SET EXERCISE:
Tell how many lines carry the word "this"; the reply is the number and nothing else.

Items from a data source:

● ● ●

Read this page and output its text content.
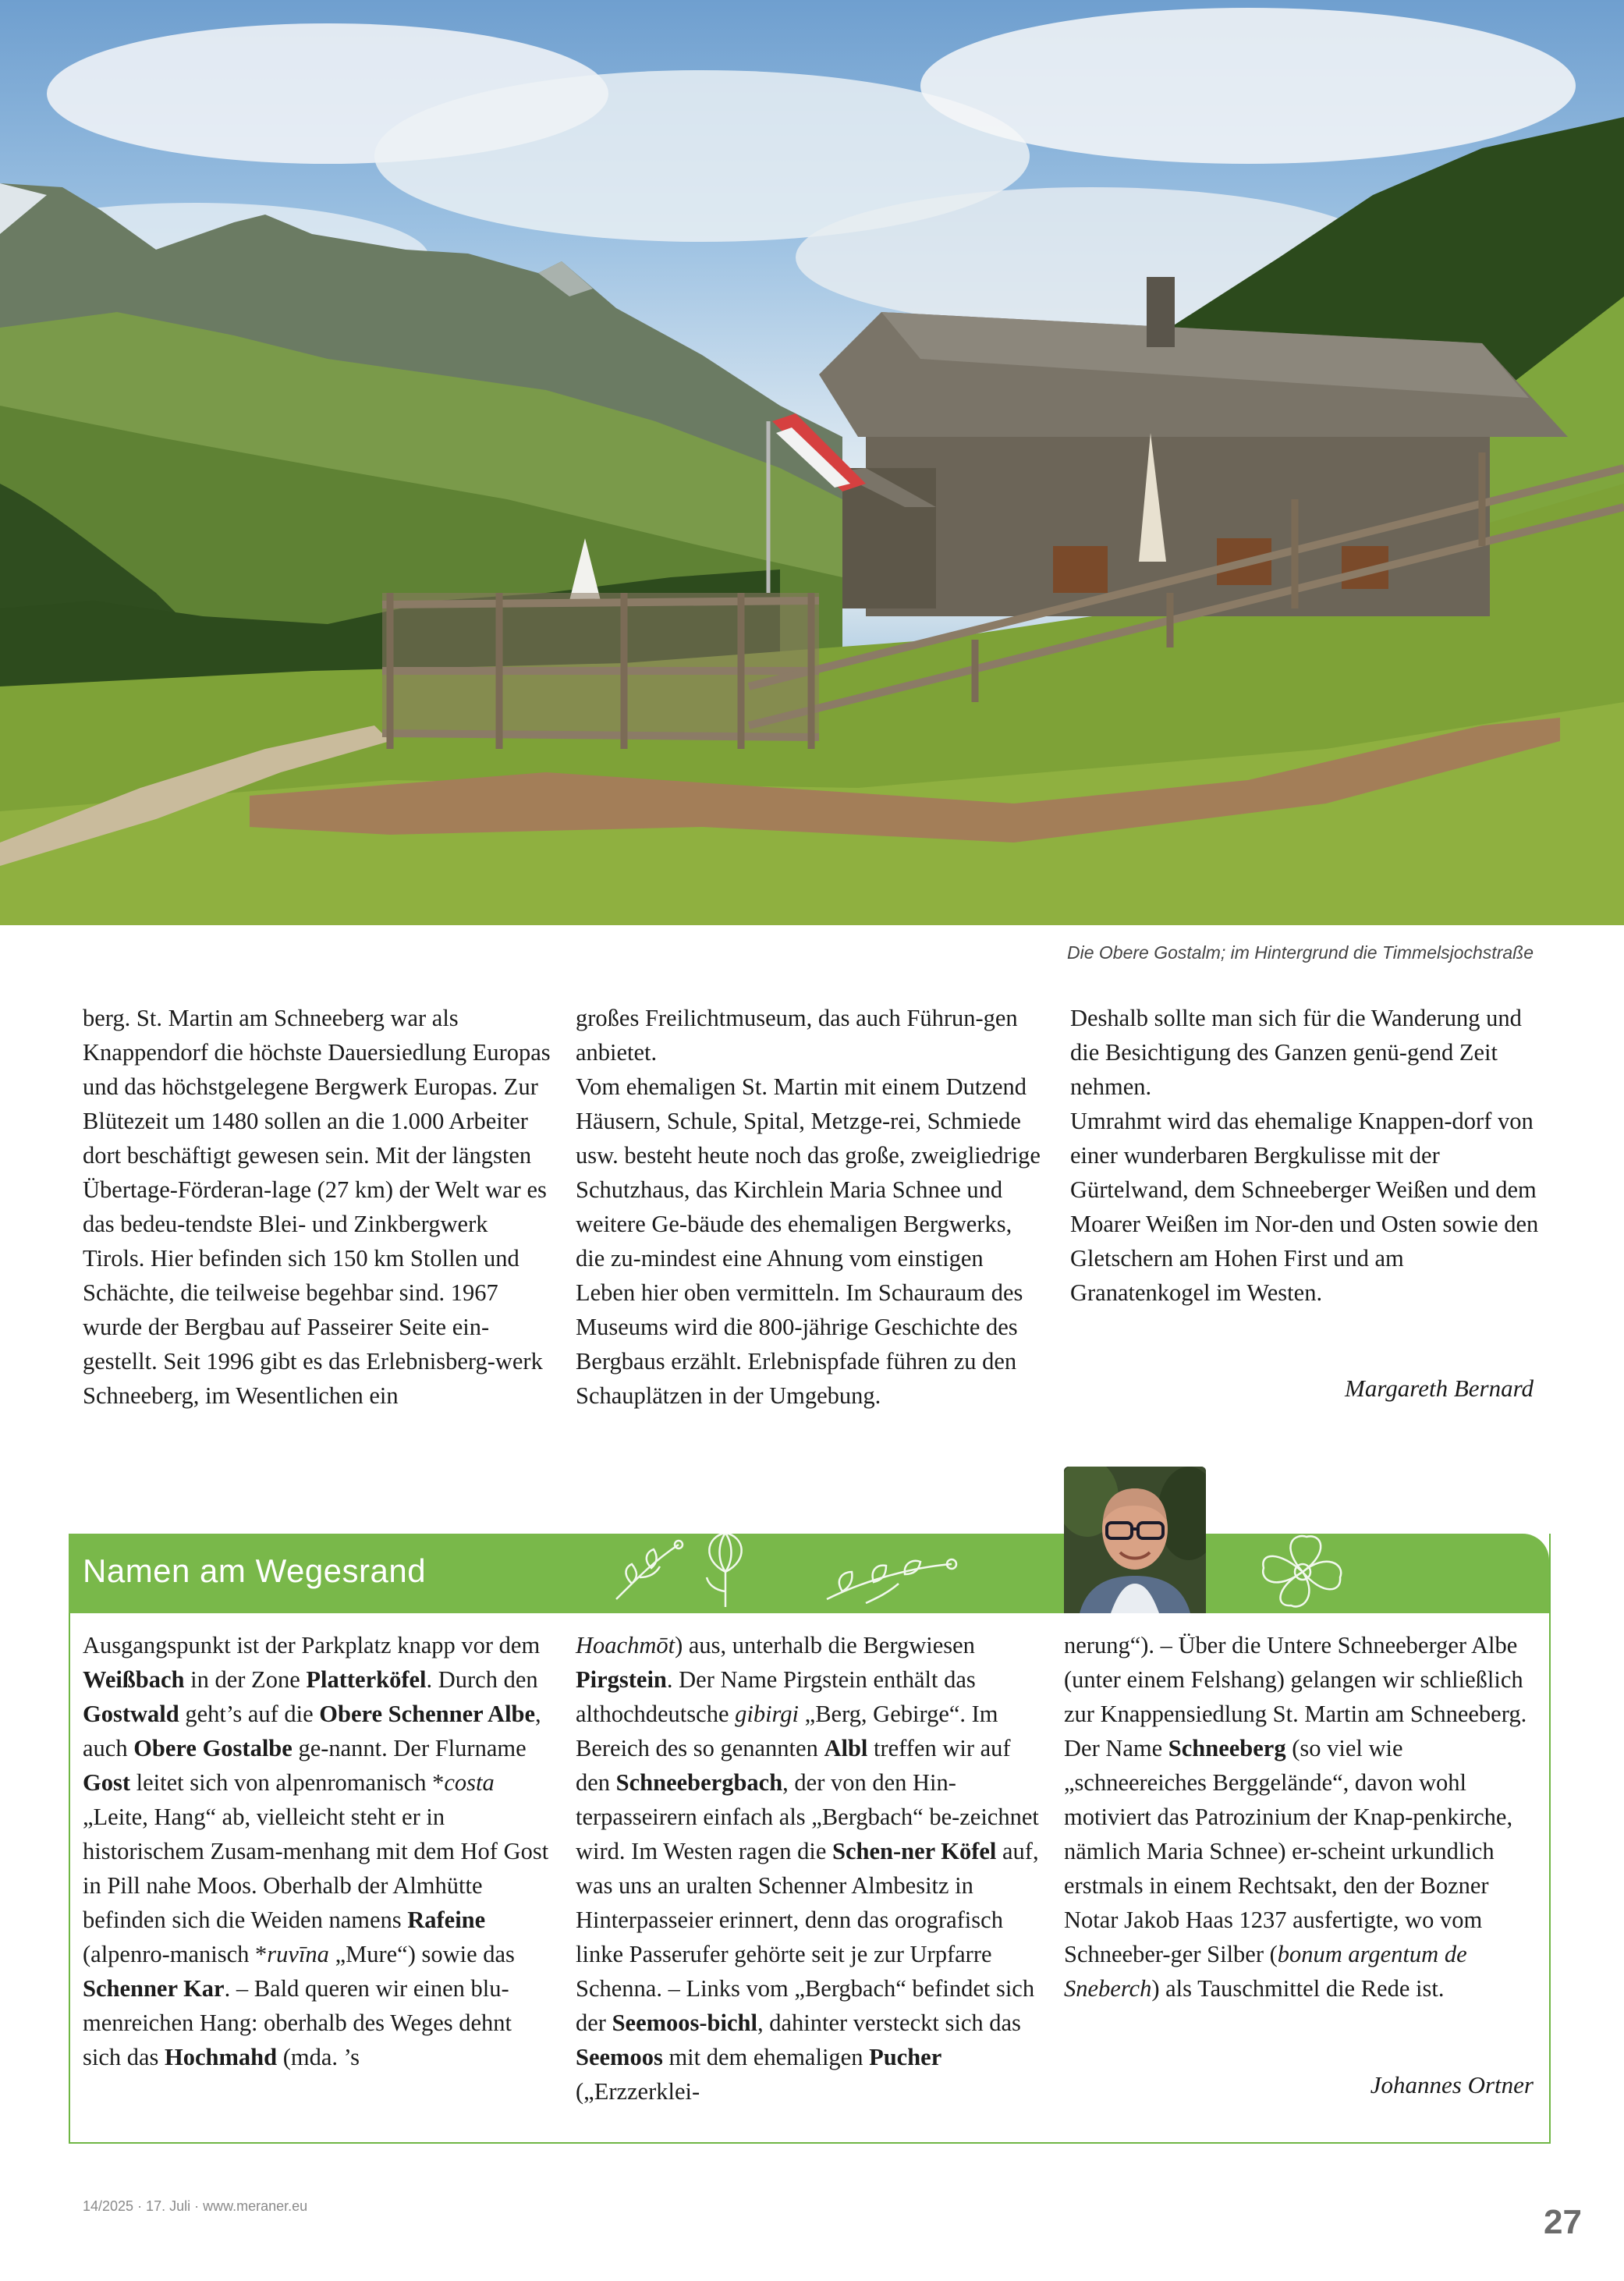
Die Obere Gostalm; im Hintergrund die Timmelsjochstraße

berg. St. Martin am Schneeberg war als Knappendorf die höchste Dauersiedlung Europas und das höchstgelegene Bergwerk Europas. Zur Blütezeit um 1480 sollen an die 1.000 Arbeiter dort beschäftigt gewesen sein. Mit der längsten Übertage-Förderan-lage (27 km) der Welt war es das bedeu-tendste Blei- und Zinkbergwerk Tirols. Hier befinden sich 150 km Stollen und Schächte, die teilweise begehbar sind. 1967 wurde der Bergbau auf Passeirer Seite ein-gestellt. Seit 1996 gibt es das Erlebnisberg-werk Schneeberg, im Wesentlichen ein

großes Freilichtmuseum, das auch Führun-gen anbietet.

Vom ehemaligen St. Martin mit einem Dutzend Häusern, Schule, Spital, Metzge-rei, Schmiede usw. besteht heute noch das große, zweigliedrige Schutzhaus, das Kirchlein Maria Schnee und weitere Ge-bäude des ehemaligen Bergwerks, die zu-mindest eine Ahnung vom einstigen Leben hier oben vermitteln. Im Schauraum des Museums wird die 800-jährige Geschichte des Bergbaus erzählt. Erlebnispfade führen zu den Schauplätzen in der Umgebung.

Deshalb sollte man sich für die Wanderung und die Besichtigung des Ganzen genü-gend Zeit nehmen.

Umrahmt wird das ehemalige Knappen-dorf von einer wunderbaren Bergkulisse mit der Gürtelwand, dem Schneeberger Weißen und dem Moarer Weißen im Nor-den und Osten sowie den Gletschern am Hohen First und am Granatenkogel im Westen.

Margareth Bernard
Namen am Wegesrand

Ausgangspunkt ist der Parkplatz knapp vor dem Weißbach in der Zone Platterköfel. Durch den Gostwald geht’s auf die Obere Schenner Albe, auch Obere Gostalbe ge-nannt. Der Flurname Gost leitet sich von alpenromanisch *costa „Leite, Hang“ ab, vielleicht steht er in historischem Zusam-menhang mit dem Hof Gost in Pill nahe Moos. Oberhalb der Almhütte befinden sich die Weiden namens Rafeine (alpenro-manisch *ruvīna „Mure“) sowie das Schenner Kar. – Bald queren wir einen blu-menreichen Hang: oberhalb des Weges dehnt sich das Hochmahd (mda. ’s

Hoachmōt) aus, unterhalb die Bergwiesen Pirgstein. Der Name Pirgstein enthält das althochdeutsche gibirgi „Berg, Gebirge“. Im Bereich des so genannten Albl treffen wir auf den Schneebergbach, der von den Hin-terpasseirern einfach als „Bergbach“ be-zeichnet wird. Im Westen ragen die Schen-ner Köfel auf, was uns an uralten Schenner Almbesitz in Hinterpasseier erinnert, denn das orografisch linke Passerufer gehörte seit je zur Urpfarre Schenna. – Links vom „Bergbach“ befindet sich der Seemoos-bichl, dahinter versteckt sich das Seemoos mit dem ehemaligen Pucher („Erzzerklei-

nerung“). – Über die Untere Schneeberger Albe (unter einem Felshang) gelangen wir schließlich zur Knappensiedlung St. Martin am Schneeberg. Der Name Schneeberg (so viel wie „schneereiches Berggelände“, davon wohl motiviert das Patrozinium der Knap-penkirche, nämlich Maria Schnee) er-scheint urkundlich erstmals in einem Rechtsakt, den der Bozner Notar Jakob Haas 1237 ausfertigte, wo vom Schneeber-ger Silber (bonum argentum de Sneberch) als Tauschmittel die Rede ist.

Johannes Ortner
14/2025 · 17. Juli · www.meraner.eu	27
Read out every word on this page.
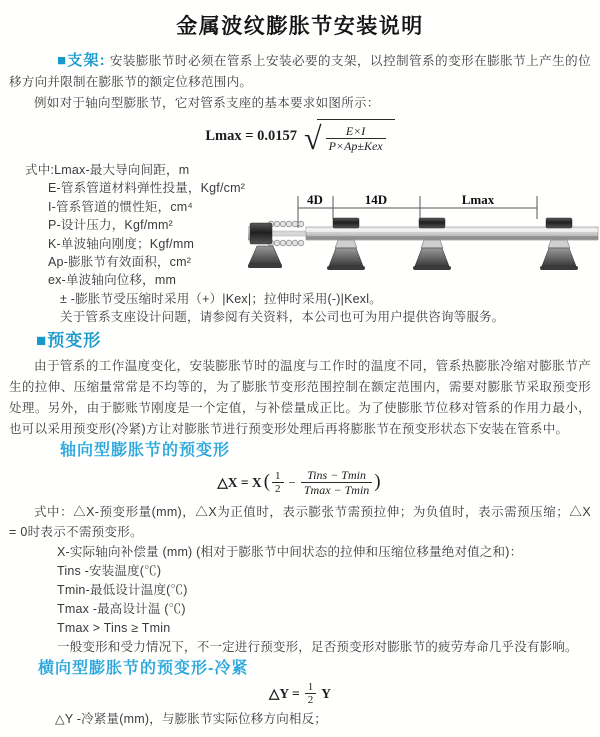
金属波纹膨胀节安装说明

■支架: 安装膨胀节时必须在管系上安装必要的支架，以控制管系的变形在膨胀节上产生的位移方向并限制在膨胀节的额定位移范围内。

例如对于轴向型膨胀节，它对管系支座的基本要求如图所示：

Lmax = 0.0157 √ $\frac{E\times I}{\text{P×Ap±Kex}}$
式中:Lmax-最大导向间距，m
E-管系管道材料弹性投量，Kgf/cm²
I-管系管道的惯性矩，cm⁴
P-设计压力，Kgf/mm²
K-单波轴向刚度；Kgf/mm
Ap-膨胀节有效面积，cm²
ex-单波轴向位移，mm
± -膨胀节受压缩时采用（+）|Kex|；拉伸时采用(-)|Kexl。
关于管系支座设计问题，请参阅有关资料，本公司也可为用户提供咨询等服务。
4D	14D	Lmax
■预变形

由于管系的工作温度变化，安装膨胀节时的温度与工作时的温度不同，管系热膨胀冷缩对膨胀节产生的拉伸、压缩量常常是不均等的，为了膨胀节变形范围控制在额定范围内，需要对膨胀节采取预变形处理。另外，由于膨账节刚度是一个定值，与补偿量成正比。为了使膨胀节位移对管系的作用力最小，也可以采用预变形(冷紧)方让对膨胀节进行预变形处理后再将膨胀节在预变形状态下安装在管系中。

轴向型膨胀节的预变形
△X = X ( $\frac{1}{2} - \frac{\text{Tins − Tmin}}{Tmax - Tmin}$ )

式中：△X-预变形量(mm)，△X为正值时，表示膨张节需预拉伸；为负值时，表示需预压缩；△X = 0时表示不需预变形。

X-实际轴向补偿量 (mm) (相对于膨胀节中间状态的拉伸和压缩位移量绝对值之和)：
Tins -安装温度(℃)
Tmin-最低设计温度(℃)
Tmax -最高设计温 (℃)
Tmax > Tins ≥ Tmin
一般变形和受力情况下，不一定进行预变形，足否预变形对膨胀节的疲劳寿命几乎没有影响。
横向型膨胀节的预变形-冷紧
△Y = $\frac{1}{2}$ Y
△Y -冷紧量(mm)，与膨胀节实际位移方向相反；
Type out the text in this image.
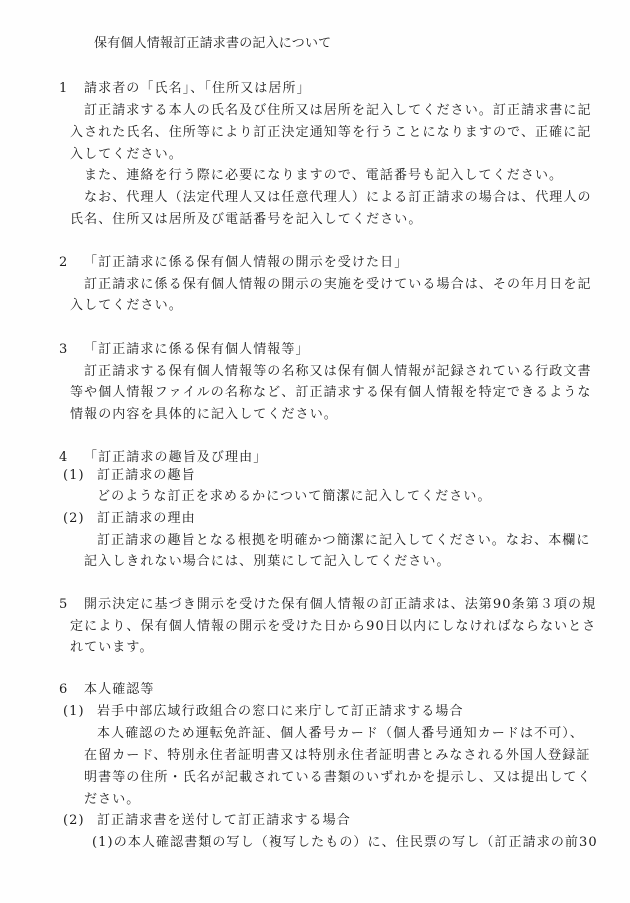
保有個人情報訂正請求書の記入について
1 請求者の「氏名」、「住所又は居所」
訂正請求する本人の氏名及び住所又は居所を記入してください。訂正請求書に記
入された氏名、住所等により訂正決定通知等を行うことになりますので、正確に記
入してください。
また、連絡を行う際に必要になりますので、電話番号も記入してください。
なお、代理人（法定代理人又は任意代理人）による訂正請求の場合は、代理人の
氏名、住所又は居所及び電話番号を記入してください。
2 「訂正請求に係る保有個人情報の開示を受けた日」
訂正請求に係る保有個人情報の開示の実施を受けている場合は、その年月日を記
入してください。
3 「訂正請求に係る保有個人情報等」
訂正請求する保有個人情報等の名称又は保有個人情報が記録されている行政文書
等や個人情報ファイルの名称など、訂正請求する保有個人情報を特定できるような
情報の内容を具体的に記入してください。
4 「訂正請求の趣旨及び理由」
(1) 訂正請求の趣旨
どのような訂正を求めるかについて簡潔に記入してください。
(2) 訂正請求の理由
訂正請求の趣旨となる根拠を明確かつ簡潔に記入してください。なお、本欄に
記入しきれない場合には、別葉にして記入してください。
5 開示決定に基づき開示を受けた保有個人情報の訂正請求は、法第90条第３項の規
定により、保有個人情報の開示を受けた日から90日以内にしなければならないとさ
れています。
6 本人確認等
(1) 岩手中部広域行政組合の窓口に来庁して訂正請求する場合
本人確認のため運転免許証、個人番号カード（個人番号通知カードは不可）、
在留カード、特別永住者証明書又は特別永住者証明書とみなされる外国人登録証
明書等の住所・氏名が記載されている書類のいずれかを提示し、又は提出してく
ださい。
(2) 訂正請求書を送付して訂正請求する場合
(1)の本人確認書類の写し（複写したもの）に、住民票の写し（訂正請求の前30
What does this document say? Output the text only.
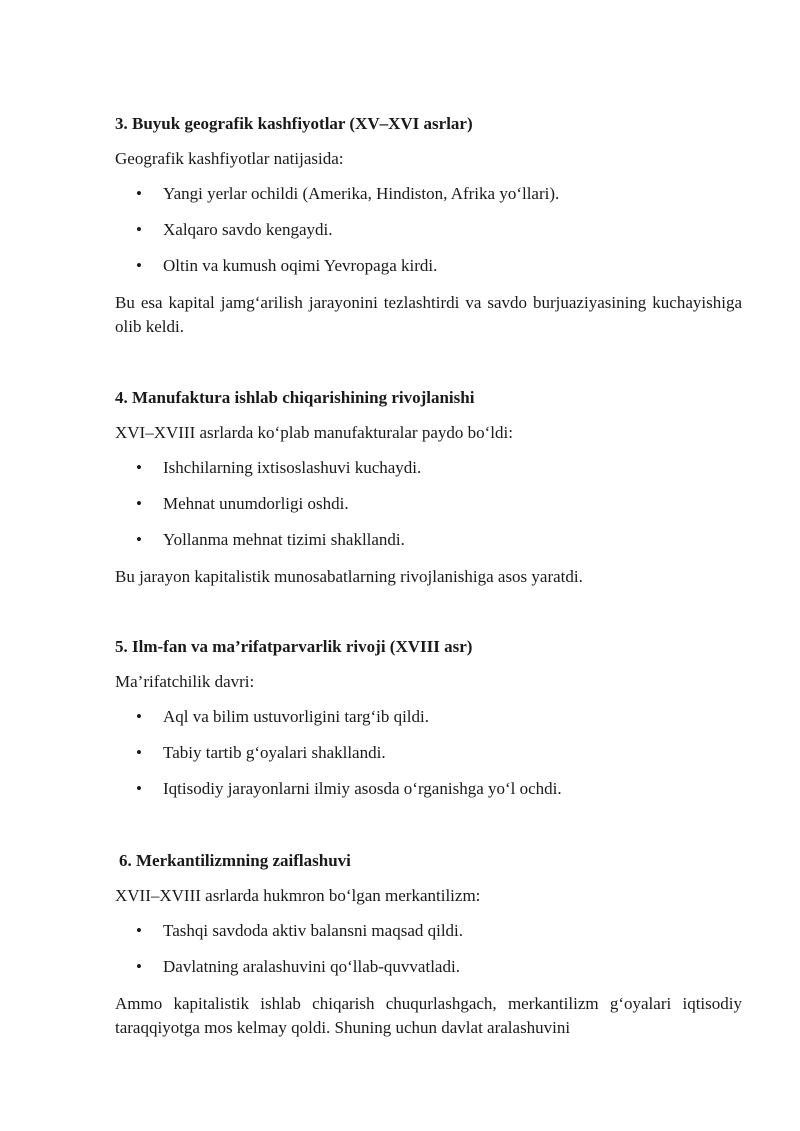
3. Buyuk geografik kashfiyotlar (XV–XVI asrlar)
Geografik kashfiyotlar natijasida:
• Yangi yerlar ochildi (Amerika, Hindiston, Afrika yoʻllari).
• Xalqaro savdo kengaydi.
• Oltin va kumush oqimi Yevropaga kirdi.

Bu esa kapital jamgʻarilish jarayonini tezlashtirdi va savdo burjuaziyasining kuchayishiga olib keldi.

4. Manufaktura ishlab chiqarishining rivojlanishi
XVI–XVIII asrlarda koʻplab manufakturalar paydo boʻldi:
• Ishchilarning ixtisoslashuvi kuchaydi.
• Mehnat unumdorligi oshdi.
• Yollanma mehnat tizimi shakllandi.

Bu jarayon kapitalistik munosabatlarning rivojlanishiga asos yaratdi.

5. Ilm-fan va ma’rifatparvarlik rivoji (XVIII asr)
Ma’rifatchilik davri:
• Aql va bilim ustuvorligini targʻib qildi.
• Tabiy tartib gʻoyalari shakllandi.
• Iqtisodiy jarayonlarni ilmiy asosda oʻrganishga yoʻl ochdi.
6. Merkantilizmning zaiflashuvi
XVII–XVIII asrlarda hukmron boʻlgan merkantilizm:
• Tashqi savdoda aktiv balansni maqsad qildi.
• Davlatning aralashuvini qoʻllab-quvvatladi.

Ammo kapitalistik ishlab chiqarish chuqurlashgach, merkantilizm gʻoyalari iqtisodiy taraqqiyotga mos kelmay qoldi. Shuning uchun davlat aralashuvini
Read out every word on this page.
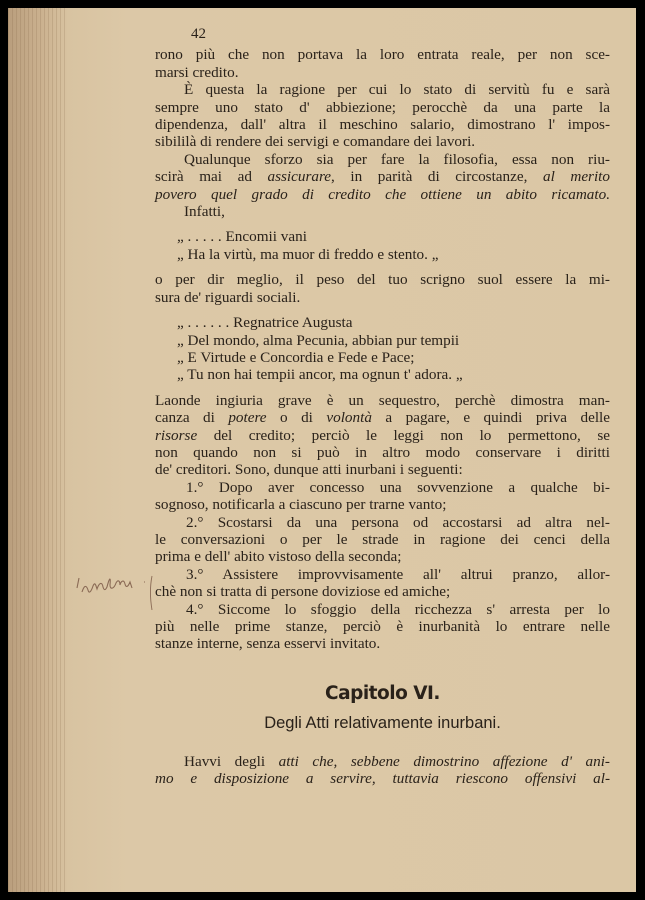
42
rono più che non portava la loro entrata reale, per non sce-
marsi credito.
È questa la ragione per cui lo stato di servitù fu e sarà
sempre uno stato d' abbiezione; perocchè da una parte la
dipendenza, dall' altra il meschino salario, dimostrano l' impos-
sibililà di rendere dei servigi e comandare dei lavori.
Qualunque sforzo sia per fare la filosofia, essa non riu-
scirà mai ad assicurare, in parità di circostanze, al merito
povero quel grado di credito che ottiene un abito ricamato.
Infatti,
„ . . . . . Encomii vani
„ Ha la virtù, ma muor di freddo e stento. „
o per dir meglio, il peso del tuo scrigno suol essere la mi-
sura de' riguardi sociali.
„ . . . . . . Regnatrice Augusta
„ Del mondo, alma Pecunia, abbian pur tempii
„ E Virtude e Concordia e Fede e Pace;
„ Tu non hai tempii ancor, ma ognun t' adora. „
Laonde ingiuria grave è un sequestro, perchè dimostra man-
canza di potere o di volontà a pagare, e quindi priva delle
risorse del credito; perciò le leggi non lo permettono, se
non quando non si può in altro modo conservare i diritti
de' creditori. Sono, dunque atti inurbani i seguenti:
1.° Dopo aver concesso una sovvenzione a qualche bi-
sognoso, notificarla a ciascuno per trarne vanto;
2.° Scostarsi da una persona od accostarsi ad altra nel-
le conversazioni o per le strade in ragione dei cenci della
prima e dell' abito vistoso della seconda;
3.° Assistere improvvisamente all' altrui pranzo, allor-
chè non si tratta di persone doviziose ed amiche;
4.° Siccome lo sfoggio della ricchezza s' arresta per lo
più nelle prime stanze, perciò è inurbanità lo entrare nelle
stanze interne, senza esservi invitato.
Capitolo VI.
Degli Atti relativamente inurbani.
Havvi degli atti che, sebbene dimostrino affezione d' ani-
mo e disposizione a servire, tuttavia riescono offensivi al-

● ● ●

OUTPUT OF THE EXERCISE:
5